• GIVEN RECORDS:
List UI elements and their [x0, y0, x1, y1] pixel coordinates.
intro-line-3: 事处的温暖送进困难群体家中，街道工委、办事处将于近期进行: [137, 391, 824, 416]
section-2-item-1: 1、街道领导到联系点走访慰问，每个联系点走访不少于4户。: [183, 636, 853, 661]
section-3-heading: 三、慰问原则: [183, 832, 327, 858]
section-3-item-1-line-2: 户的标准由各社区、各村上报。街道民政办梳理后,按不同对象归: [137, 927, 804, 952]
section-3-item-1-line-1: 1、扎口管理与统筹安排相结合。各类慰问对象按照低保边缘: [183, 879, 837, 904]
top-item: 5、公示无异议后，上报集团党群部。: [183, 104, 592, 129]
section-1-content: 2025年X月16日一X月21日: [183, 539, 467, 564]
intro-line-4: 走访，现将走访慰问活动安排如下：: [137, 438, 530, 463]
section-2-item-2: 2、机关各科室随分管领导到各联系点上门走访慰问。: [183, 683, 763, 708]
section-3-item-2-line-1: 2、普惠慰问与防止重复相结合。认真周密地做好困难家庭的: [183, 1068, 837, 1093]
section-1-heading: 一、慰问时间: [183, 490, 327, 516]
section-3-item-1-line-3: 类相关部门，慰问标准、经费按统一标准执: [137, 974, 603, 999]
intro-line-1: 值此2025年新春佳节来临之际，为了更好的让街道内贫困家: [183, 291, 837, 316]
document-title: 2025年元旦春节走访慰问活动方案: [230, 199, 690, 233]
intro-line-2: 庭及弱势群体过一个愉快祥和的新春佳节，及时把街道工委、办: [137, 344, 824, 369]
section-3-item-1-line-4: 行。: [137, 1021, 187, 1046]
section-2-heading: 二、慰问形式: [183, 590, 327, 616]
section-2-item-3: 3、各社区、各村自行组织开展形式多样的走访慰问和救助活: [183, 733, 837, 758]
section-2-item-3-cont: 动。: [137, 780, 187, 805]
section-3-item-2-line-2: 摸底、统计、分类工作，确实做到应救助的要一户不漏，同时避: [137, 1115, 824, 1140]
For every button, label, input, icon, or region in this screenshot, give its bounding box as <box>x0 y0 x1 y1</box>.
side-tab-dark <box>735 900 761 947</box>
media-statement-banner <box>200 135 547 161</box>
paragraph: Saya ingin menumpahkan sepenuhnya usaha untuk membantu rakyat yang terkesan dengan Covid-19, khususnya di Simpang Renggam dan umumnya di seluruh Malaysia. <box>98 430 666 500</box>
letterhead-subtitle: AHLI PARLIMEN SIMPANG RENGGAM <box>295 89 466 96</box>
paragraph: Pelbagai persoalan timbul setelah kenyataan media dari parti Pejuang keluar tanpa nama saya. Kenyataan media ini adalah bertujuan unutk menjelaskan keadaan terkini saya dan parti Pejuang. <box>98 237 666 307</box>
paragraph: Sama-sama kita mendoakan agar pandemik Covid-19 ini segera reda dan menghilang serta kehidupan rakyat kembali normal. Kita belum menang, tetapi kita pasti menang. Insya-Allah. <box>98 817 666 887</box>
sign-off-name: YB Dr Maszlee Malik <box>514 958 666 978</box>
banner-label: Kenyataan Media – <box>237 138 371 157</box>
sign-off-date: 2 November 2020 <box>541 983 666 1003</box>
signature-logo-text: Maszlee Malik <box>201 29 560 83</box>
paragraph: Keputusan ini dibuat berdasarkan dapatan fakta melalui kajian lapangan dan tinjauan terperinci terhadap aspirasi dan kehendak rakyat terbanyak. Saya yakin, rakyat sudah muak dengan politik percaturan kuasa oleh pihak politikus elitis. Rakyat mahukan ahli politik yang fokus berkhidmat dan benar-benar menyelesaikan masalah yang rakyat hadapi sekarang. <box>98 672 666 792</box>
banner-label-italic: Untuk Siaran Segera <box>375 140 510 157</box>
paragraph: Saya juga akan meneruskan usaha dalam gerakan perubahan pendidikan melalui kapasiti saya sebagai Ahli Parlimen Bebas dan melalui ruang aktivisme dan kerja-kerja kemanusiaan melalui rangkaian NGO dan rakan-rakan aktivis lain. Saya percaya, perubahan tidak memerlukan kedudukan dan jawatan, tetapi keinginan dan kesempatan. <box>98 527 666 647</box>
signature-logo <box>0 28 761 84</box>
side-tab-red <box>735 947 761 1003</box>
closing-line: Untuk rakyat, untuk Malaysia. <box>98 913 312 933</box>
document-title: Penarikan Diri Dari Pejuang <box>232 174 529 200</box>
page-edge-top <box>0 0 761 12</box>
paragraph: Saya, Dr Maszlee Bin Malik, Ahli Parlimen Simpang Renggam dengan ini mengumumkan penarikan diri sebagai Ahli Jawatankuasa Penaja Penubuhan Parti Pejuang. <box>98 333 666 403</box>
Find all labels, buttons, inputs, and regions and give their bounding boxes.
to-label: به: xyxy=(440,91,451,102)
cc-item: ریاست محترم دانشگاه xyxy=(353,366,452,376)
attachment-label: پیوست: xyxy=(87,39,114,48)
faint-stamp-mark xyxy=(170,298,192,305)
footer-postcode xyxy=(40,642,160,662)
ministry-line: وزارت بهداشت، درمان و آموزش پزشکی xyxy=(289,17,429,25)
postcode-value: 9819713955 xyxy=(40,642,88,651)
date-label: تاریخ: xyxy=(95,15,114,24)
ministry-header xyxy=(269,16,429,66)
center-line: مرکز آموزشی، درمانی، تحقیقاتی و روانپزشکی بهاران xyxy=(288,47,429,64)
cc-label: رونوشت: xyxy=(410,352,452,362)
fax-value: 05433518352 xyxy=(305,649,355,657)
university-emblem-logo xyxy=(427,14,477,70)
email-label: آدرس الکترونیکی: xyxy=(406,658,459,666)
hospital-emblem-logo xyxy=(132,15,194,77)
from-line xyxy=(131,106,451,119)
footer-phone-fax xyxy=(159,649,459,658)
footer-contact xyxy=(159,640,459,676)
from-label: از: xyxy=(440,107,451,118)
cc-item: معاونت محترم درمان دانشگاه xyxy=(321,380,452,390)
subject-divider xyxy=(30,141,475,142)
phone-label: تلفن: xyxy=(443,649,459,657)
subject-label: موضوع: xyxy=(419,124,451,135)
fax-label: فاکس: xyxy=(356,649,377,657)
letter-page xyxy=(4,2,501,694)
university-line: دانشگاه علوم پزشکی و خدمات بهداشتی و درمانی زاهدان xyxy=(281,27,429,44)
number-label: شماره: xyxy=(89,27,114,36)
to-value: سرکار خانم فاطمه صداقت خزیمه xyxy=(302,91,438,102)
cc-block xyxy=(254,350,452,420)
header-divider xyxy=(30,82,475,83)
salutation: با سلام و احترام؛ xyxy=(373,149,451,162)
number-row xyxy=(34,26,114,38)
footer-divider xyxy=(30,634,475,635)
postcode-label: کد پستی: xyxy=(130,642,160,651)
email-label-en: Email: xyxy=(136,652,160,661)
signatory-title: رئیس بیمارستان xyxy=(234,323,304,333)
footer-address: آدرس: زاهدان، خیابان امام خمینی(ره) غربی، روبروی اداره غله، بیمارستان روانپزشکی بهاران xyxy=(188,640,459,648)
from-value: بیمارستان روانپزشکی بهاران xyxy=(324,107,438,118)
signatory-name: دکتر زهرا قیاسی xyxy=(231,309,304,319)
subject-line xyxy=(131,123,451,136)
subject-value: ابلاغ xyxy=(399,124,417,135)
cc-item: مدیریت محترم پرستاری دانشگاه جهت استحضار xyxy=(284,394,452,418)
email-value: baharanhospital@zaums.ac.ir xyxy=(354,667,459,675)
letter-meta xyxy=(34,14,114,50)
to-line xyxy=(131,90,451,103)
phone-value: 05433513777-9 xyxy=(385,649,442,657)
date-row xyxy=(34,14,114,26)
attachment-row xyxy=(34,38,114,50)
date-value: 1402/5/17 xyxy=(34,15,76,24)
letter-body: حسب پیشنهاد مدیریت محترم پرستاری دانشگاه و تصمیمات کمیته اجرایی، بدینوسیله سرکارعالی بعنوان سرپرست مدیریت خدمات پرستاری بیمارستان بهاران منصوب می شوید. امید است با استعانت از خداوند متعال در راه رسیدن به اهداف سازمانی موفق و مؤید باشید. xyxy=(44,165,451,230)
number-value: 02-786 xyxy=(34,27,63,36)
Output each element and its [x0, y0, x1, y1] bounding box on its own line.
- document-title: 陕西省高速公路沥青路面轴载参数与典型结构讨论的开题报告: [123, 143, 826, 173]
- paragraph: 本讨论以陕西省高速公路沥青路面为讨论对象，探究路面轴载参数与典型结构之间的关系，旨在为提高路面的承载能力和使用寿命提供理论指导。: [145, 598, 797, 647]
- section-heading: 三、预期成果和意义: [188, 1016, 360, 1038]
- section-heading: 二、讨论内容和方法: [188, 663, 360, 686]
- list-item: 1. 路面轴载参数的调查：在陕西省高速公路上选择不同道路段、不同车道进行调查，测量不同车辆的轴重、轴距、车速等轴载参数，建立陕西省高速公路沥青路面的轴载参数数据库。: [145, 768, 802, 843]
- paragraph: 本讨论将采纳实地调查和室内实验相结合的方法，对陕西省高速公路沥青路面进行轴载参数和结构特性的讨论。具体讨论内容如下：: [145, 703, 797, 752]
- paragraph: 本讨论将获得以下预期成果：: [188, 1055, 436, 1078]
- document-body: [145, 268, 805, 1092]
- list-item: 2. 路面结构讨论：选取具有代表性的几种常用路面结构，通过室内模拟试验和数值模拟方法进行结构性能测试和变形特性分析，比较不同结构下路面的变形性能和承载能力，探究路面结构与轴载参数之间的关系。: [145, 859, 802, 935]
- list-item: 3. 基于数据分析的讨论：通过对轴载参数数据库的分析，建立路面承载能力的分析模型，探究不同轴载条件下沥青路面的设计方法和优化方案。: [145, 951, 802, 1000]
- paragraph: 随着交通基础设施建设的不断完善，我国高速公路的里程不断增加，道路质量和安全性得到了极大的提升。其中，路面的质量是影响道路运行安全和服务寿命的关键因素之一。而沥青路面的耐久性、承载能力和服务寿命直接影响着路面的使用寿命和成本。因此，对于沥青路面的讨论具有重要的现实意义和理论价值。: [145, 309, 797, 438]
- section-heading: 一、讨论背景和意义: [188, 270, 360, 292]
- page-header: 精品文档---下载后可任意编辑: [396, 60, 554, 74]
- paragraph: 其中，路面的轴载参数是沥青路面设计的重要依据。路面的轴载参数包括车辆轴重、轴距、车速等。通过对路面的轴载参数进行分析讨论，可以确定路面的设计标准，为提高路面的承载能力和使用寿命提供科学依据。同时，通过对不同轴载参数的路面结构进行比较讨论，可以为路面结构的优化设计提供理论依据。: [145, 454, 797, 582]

• WHAT IS BEING ASKED:
Give the lines from the start of the material through the line containing "letterhead-subtitle: AHLI PARLIMEN" as a JSON list of strings, one string per line, leaving out blank lines.

• REPLY TO THE EXERCISE:
[
  "List UI elements and their [x0, y0, x1, y1] pixel coordinates.",
  "intro-line-3: 事处的温暖送进困难群体家中，街道工委、办事处将于近期进行: [137, 391, 824, 416]",
  "section-2-item-1: 1、街道领导到联系点走访慰问，每个联系点走访不少于4户。: [183, 636, 853, 661]",
  "section-3-heading: 三、慰问原则: [183, 832, 327, 858]",
  "section-3-item-1-line-2: 户的标准由各社区、各村上报。街道民政办梳理后,按不同对象归: [137, 927, 804, 952]",
  "section-3-item-1-line-1: 1、扎口管理与统筹安排相结合。各类慰问对象按照低保边缘: [183, 879, 837, 904]",
  "top-item: 5、公示无异议后，上报集团党群部。: [183, 104, 592, 129]",
  "section-1-content: 2025年X月16日一X月21日: [183, 539, 467, 564]",
  "intro-line-4: 走访，现将走访慰问活动安排如下：: [137, 438, 530, 463]",
  "section-2-item-2: 2、机关各科室随分管领导到各联系点上门走访慰问。: [183, 683, 763, 708]",
  "section-3-item-2-line-1: 2、普惠慰问与防止重复相结合。认真周密地做好困难家庭的: [183, 1068, 837, 1093]",
  "section-1-heading: 一、慰问时间: [183, 490, 327, 516]",
  "section-3-item-1-line-3: 类相关部门，慰问标准、经费按统一标准执: [137, 974, 603, 999]",
  "intro-line-1: 值此2025年新春佳节来临之际，为了更好的让街道内贫困家: [183, 291, 837, 316]",
  "document-title: 2025年元旦春节走访慰问活动方案: [230, 199, 690, 233]",
  "intro-line-2: 庭及弱势群体过一个愉快祥和的新春佳节，及时把街道工委、办: [137, 344, 824, 369]",
  "section-3-item-1-line-4: 行。: [137, 1021, 187, 1046]",
  "section-2-heading: 二、慰问形式: [183, 590, 327, 616]",
  "section-2-item-3: 3、各社区、各村自行组织开展形式多样的走访慰问和救助活: [183, 733, 837, 758]",
  "section-2-item-3-cont: 动。: [137, 780, 187, 805]",
  "section-3-item-2-line-2: 摸底、统计、分类工作，确实做到应救助的要一户不漏，同时避: [137, 1115, 824, 1140]",
  "For every button, label, input, icon, or region in this screenshot, give its bounding box as <box>x0 y0 x1 y1</box>.",
  "side-tab-dark <box>735 900 761 947</box>",
  "media-statement-banner <box>200 135 547 161</box>",
  "paragraph: Saya ingin menumpahkan sepenuhnya usaha untuk membantu rakyat yang terkesan dengan Covid-19, khususnya di Simpang Renggam dan umumnya di seluruh Malaysia. <box>98 430 666 500</box>",
  "letterhead-subtitle: AHLI PARLIMEN SIMPANG RENGGAM <box>295 89 466 96</box>"
]